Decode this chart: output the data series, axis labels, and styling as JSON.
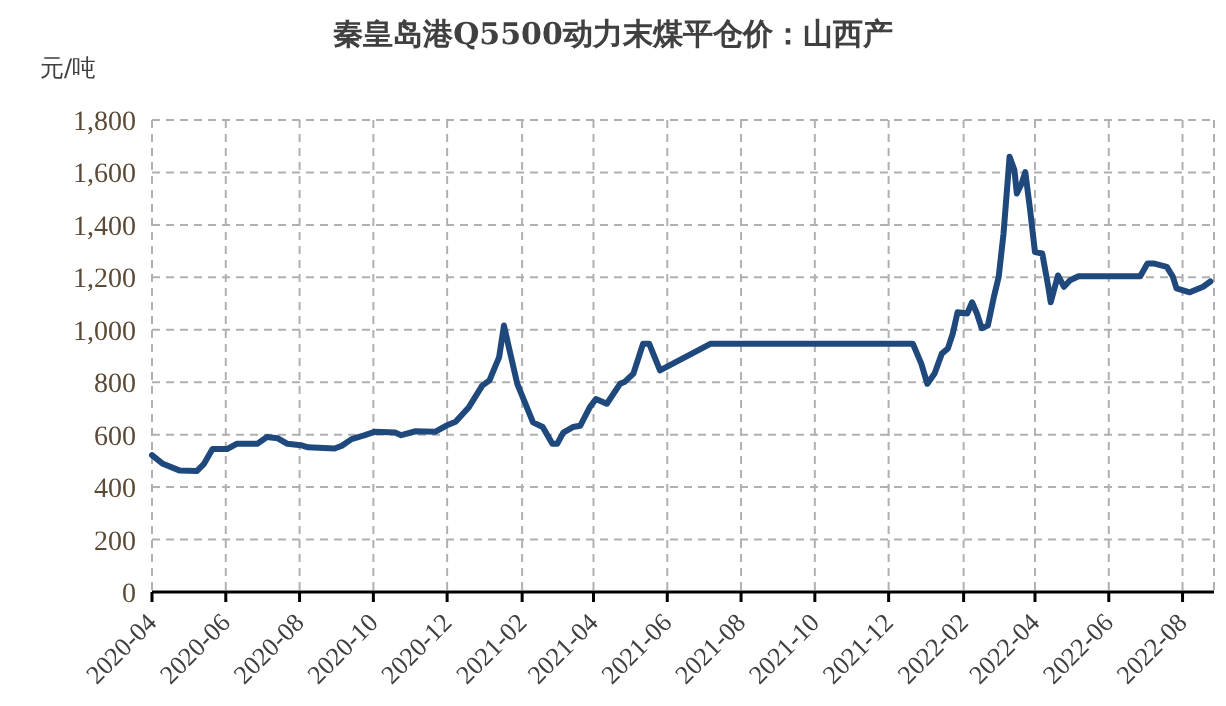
{
  "chart_data": {
    "type": "line",
    "title": "秦皇岛港Q5500动力末煤平仓价：山西产",
    "ylabel": "元/吨",
    "x": [
      "2020-04-01",
      "2020-04-10",
      "2020-04-24",
      "2020-05-08",
      "2020-05-14",
      "2020-05-21",
      "2020-06-02",
      "2020-06-10",
      "2020-06-27",
      "2020-07-05",
      "2020-07-14",
      "2020-07-22",
      "2020-08-02",
      "2020-08-08",
      "2020-08-30",
      "2020-09-05",
      "2020-09-13",
      "2020-09-24",
      "2020-10-02",
      "2020-10-19",
      "2020-10-24",
      "2020-11-05",
      "2020-11-21",
      "2020-11-30",
      "2020-12-08",
      "2020-12-19",
      "2020-12-30",
      "2021-01-05",
      "2021-01-13",
      "2021-01-17",
      "2021-01-21",
      "2021-01-28",
      "2021-02-10",
      "2021-02-18",
      "2021-02-26",
      "2021-03-02",
      "2021-03-07",
      "2021-03-15",
      "2021-03-21",
      "2021-03-29",
      "2021-04-03",
      "2021-04-12",
      "2021-04-23",
      "2021-04-27",
      "2021-05-04",
      "2021-05-12",
      "2021-05-17",
      "2021-05-26",
      "2021-07-07",
      "2021-12-21",
      "2021-12-28",
      "2022-01-02",
      "2022-01-08",
      "2022-01-14",
      "2022-01-19",
      "2022-01-23",
      "2022-01-27",
      "2022-02-04",
      "2022-02-08",
      "2022-02-12",
      "2022-02-16",
      "2022-02-21",
      "2022-02-26",
      "2022-03-02",
      "2022-03-06",
      "2022-03-11",
      "2022-03-15",
      "2022-03-17",
      "2022-03-21",
      "2022-03-24",
      "2022-03-28",
      "2022-04-01",
      "2022-04-07",
      "2022-04-12",
      "2022-04-14",
      "2022-04-20",
      "2022-04-25",
      "2022-04-30",
      "2022-05-07",
      "2022-06-27",
      "2022-07-03",
      "2022-07-08",
      "2022-07-19",
      "2022-07-24",
      "2022-07-27",
      "2022-08-07",
      "2022-08-18",
      "2022-08-24"
    ],
    "series": [
      {
        "color": "#1f497d",
        "values": [
          522,
          489,
          463,
          461,
          489,
          545,
          545,
          565,
          565,
          591,
          586,
          565,
          560,
          552,
          547,
          558,
          583,
          598,
          611,
          608,
          598,
          613,
          611,
          634,
          649,
          705,
          787,
          807,
          896,
          1016,
          934,
          794,
          647,
          629,
          565,
          565,
          608,
          629,
          634,
          705,
          736,
          718,
          794,
          802,
          833,
          947,
          947,
          845,
          947,
          947,
          871,
          794,
          833,
          909,
          929,
          985,
          1067,
          1062,
          1105,
          1062,
          1006,
          1016,
          1125,
          1202,
          1367,
          1660,
          1609,
          1520,
          1558,
          1601,
          1456,
          1296,
          1291,
          1164,
          1105,
          1207,
          1164,
          1189,
          1204,
          1204,
          1253,
          1253,
          1240,
          1202,
          1158,
          1143,
          1164,
          1184
        ]
      }
    ],
    "xlim": [
      "2020-04-01",
      "2022-08-27"
    ],
    "xticks": [
      "2020-04",
      "2020-06",
      "2020-08",
      "2020-10",
      "2020-12",
      "2021-02",
      "2021-04",
      "2021-06",
      "2021-08",
      "2021-10",
      "2021-12",
      "2022-02",
      "2022-04",
      "2022-06",
      "2022-08"
    ],
    "ylim": [
      0,
      1800
    ],
    "yticks": [
      0,
      200,
      400,
      600,
      800,
      {
        "value": 1000,
        "label": "1,000"
      },
      {
        "value": 1200,
        "label": "1,200"
      },
      {
        "value": 1400,
        "label": "1,400"
      },
      {
        "value": 1600,
        "label": "1,600"
      },
      {
        "value": 1800,
        "label": "1,800"
      }
    ],
    "grid": true,
    "marker": "none",
    "line_style": "solid"
  }
}
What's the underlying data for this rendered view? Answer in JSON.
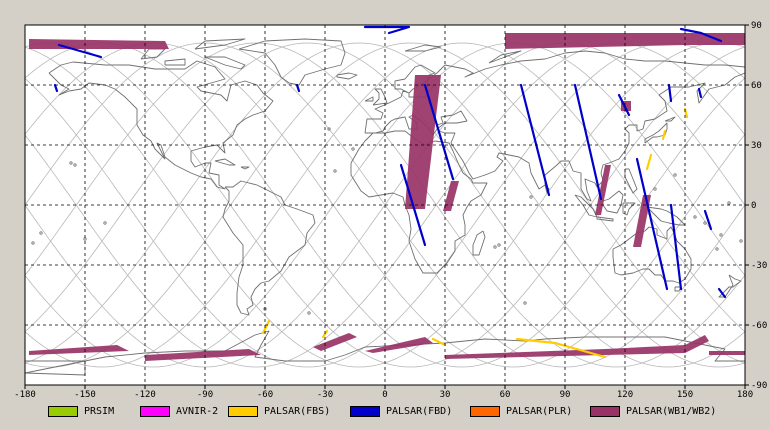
{
  "chart_data": {
    "type": "map",
    "projection": "equirectangular",
    "x_ticks": [
      "-180",
      "-150",
      "-120",
      "-90",
      "-60",
      "-30",
      "0",
      "30",
      "60",
      "90",
      "120",
      "150",
      "180"
    ],
    "y_ticks_right": [
      "90",
      "60",
      "30",
      "0",
      "-30",
      "-60",
      "-90"
    ],
    "xlim": [
      -180,
      180
    ],
    "ylim": [
      -90,
      90
    ],
    "grid": true,
    "legend_placement": "bottom",
    "legend": [
      {
        "label": "PRSIM",
        "color": "#99cc00"
      },
      {
        "label": "AVNIR-2",
        "color": "#ff00ff"
      },
      {
        "label": "PALSAR(FBS)",
        "color": "#ffcc00"
      },
      {
        "label": "PALSAR(FBD)",
        "color": "#0000cc"
      },
      {
        "label": "PALSAR(PLR)",
        "color": "#ff6600"
      },
      {
        "label": "PALSAR(WB1/WB2)",
        "color": "#993366"
      }
    ],
    "wb_swaths": [
      {
        "p": [
          [
            -178,
            83
          ],
          [
            -110,
            82
          ],
          [
            -108,
            78
          ],
          [
            -178,
            78
          ]
        ]
      },
      {
        "p": [
          [
            60,
            86
          ],
          [
            180,
            86
          ],
          [
            180,
            80
          ],
          [
            150,
            80
          ],
          [
            60,
            78
          ]
        ]
      },
      {
        "p": [
          [
            15,
            65
          ],
          [
            28,
            65
          ],
          [
            20,
            -2
          ],
          [
            10,
            -2
          ]
        ]
      },
      {
        "p": [
          [
            33,
            12
          ],
          [
            37,
            12
          ],
          [
            33,
            -3
          ],
          [
            29,
            -3
          ]
        ]
      },
      {
        "p": [
          [
            110,
            20
          ],
          [
            113,
            20
          ],
          [
            108,
            -5
          ],
          [
            105,
            -5
          ]
        ]
      },
      {
        "p": [
          [
            118,
            52
          ],
          [
            123,
            52
          ],
          [
            123,
            47
          ],
          [
            118,
            47
          ]
        ]
      },
      {
        "p": [
          [
            129,
            5
          ],
          [
            133,
            5
          ],
          [
            128,
            -21
          ],
          [
            124,
            -21
          ]
        ]
      },
      {
        "p": [
          [
            -178,
            -73
          ],
          [
            -134,
            -70
          ],
          [
            -128,
            -73
          ],
          [
            -178,
            -75
          ]
        ]
      },
      {
        "p": [
          [
            -120,
            -75
          ],
          [
            -68,
            -72
          ],
          [
            -62,
            -75
          ],
          [
            -120,
            -78
          ]
        ]
      },
      {
        "p": [
          [
            -36,
            -71
          ],
          [
            -18,
            -64
          ],
          [
            -14,
            -66
          ],
          [
            -32,
            -73
          ]
        ]
      },
      {
        "p": [
          [
            -10,
            -73
          ],
          [
            20,
            -66
          ],
          [
            24,
            -69
          ],
          [
            -6,
            -74
          ]
        ]
      },
      {
        "p": [
          [
            30,
            -75
          ],
          [
            110,
            -72
          ],
          [
            150,
            -70
          ],
          [
            160,
            -65
          ],
          [
            162,
            -68
          ],
          [
            150,
            -74
          ],
          [
            30,
            -77
          ]
        ]
      },
      {
        "p": [
          [
            162,
            -73
          ],
          [
            180,
            -73
          ],
          [
            180,
            -75
          ],
          [
            162,
            -75
          ]
        ]
      }
    ],
    "fbd_lines": [
      [
        [
          -163,
          80
        ],
        [
          -142,
          74
        ]
      ],
      [
        [
          -165,
          60
        ],
        [
          -164,
          57
        ]
      ],
      [
        [
          -44,
          60
        ],
        [
          -43,
          57
        ]
      ],
      [
        [
          -10,
          89
        ],
        [
          12,
          89
        ],
        [
          2,
          86
        ]
      ],
      [
        [
          148,
          88
        ],
        [
          158,
          86
        ],
        [
          168,
          82
        ]
      ],
      [
        [
          20,
          60
        ],
        [
          34,
          13
        ]
      ],
      [
        [
          8,
          20
        ],
        [
          20,
          -20
        ]
      ],
      [
        [
          68,
          60
        ],
        [
          82,
          5
        ]
      ],
      [
        [
          95,
          60
        ],
        [
          108,
          3
        ]
      ],
      [
        [
          117,
          55
        ],
        [
          122,
          45
        ]
      ],
      [
        [
          126,
          23
        ],
        [
          141,
          -42
        ]
      ],
      [
        [
          143,
          0
        ],
        [
          148,
          -42
        ]
      ],
      [
        [
          160,
          -3
        ],
        [
          163,
          -12
        ]
      ],
      [
        [
          142,
          60
        ],
        [
          143,
          52
        ]
      ],
      [
        [
          157,
          58
        ],
        [
          158,
          54
        ]
      ],
      [
        [
          167,
          -42
        ],
        [
          170,
          -46
        ]
      ]
    ],
    "fbs_lines": [
      [
        [
          24,
          -67
        ],
        [
          30,
          -70
        ]
      ],
      [
        [
          66,
          -67
        ],
        [
          85,
          -69
        ],
        [
          110,
          -76
        ]
      ],
      [
        [
          -58,
          -58
        ],
        [
          -61,
          -64
        ]
      ],
      [
        [
          -29,
          -63
        ],
        [
          -31,
          -66
        ]
      ],
      [
        [
          133,
          25
        ],
        [
          131,
          18
        ]
      ],
      [
        [
          140,
          37
        ],
        [
          139,
          33
        ]
      ],
      [
        [
          150,
          48
        ],
        [
          151,
          44
        ]
      ]
    ]
  }
}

· · · · ·

### TO DO
Count every line above that holds the word "this", and state the number and nothing more.

### EXERCISE RESULT
2